SHORT TASK: Wherever "mean" appears in a line, copy that line.
Start of THE RECORDS
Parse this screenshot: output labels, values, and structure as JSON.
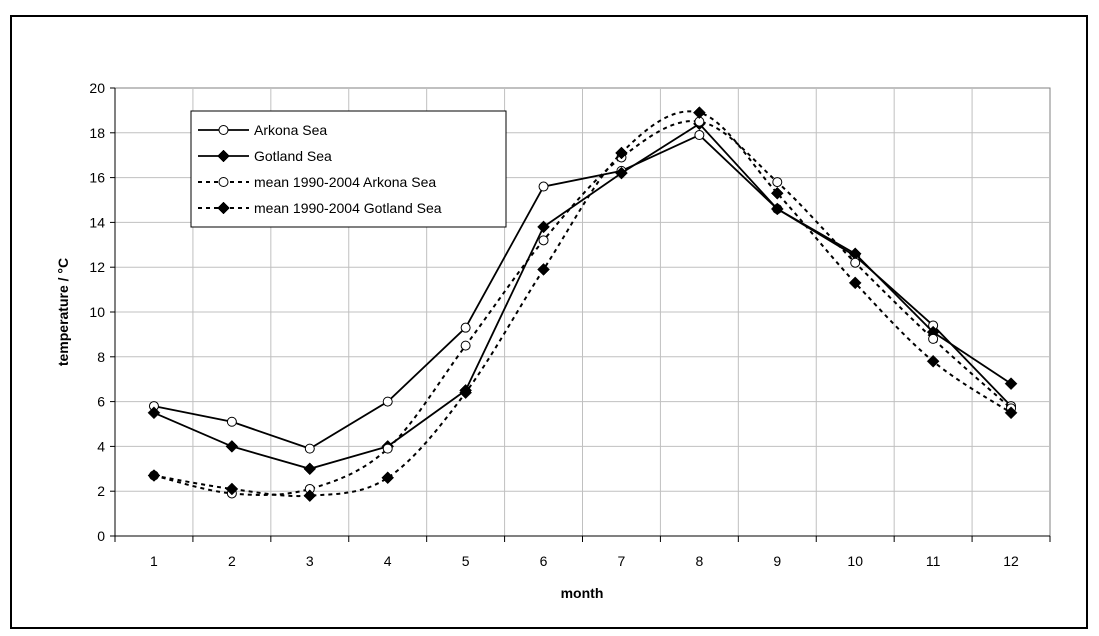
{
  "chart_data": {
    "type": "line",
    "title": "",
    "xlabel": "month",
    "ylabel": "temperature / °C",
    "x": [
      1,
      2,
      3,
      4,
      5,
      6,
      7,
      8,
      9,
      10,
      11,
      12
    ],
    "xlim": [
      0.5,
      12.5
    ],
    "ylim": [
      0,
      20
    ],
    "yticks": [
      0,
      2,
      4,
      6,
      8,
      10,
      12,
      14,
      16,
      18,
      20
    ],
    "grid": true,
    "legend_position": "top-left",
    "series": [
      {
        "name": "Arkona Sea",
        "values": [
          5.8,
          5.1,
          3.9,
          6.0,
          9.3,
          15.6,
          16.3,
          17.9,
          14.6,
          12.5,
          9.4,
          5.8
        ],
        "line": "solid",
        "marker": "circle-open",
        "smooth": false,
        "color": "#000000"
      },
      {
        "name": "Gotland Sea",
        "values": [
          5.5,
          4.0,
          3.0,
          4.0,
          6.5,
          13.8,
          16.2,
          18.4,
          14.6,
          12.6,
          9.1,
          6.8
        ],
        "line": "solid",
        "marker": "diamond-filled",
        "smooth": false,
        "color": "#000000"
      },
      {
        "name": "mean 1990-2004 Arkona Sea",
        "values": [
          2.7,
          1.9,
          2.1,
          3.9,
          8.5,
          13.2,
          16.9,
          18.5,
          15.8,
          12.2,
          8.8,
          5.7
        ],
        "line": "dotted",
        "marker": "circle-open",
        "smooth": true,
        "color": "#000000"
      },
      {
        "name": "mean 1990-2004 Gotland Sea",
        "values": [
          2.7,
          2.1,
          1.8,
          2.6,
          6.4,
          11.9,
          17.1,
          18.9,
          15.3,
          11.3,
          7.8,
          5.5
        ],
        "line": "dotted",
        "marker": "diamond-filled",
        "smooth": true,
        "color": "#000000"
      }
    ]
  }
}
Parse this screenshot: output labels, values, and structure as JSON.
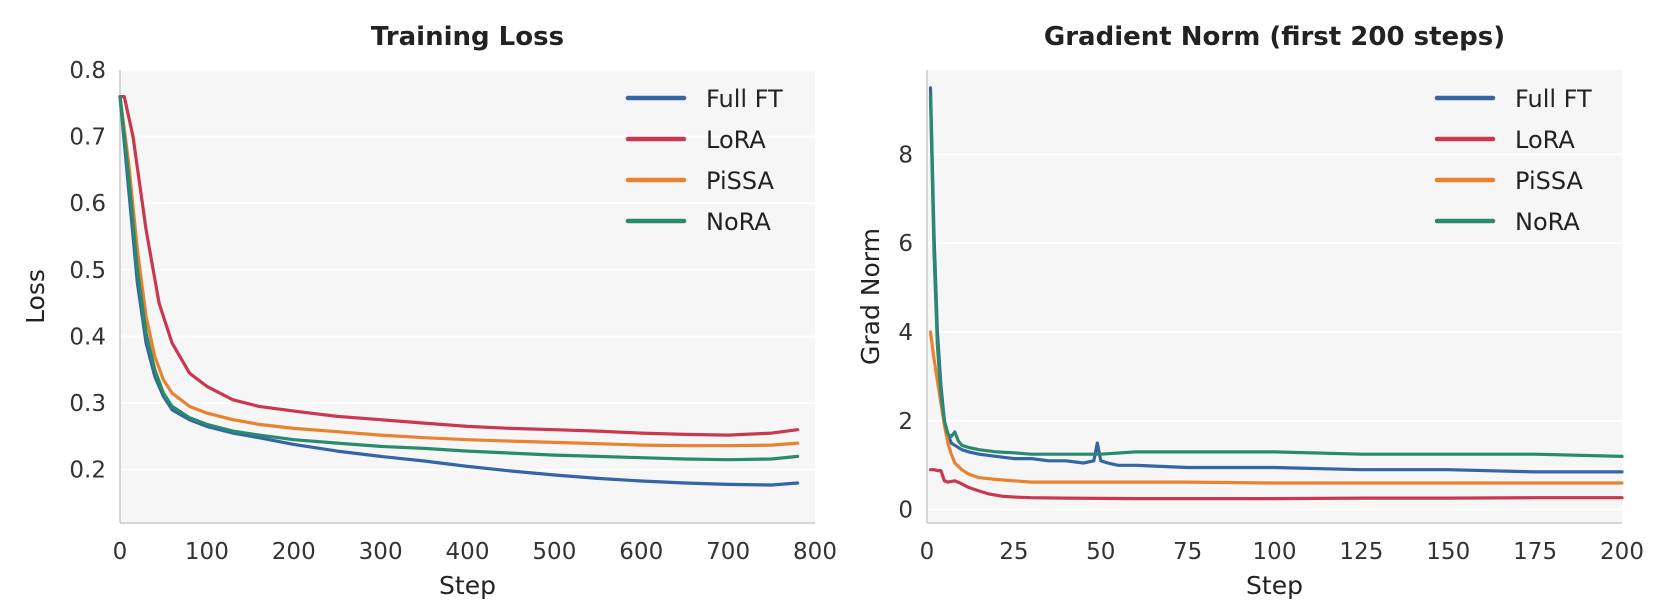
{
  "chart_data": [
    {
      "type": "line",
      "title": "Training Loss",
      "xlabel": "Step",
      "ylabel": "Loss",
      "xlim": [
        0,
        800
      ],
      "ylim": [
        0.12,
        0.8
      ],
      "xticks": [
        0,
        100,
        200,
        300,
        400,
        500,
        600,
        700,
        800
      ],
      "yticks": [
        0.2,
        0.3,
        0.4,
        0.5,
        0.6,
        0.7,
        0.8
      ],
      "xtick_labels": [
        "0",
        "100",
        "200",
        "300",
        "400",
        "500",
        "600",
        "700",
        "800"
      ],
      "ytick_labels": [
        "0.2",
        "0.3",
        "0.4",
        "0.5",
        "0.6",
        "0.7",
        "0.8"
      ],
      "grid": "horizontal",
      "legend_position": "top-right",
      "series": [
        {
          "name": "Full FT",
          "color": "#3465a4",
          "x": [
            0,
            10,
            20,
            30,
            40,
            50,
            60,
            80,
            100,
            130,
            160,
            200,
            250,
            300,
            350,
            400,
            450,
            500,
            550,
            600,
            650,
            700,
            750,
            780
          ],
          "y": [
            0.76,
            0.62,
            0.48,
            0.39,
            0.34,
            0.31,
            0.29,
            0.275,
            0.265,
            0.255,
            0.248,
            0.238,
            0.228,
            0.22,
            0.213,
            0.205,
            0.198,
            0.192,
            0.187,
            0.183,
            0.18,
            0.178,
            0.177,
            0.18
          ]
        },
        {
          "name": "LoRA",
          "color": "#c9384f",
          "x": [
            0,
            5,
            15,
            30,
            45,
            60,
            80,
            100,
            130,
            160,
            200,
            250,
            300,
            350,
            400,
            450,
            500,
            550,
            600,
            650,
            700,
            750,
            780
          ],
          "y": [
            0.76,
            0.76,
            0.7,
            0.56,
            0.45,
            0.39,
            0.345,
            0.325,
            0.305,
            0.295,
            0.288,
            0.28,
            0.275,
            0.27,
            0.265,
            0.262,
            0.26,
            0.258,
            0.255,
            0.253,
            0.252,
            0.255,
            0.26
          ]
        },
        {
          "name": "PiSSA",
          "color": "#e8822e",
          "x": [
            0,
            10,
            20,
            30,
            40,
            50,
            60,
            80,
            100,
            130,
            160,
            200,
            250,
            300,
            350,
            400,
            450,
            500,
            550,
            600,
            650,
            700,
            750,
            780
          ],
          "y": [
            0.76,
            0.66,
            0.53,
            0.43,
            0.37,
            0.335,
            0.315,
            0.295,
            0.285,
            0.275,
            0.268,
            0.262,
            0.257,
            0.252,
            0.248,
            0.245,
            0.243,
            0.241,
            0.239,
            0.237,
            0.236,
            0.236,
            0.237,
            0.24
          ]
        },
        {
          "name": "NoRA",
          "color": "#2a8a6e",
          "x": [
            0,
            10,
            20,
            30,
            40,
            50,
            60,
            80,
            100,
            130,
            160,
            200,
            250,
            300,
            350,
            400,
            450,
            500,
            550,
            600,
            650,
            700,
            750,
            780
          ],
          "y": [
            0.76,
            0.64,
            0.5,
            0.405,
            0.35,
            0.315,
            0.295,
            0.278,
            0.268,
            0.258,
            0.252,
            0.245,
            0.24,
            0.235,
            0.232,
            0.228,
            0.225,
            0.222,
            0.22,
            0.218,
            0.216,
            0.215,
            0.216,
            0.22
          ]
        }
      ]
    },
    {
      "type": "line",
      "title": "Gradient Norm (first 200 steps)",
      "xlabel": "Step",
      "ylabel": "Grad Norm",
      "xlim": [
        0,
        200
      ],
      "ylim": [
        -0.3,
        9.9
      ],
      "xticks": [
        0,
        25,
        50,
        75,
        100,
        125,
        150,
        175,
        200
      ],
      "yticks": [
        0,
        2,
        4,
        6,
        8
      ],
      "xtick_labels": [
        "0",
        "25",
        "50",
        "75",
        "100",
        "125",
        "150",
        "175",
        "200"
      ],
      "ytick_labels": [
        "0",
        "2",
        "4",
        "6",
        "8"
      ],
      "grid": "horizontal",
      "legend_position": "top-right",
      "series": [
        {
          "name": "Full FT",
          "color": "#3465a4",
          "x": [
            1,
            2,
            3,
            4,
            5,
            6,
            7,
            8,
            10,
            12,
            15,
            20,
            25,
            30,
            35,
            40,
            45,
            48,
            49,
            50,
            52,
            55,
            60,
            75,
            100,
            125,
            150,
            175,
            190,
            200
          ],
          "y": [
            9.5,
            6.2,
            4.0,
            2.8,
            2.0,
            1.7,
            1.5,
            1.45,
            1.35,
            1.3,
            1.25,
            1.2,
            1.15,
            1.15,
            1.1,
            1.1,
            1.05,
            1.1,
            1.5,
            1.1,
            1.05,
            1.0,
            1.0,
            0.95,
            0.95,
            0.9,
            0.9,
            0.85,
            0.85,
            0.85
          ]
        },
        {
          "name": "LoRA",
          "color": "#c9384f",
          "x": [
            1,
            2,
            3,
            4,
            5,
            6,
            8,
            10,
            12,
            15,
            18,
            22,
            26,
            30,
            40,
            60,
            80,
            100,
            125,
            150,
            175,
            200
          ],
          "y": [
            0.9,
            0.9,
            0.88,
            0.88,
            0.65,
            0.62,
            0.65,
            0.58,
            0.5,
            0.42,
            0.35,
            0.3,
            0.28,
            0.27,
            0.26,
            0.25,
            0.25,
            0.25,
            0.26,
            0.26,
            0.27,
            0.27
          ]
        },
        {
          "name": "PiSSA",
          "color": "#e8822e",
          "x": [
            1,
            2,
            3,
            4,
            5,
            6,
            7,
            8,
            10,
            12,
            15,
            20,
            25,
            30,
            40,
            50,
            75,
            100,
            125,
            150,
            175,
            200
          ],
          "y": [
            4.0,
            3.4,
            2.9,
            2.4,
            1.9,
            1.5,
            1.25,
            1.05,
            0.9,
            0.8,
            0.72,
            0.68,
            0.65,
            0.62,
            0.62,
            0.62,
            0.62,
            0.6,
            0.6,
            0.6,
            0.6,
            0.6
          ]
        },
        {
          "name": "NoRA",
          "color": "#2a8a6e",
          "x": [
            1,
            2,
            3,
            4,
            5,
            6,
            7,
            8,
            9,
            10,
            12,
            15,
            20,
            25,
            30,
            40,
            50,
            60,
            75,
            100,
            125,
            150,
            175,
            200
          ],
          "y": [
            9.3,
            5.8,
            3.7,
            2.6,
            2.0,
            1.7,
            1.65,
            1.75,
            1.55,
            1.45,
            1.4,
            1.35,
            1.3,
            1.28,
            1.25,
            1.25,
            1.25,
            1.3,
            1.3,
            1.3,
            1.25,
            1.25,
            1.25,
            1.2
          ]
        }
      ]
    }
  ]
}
End of THE RECORDS
EXERCISE RESPONSE:
        "name": "mean 1990-2004 Arkona Sea",
        "name": "mean 1990-2004 Gotland Sea",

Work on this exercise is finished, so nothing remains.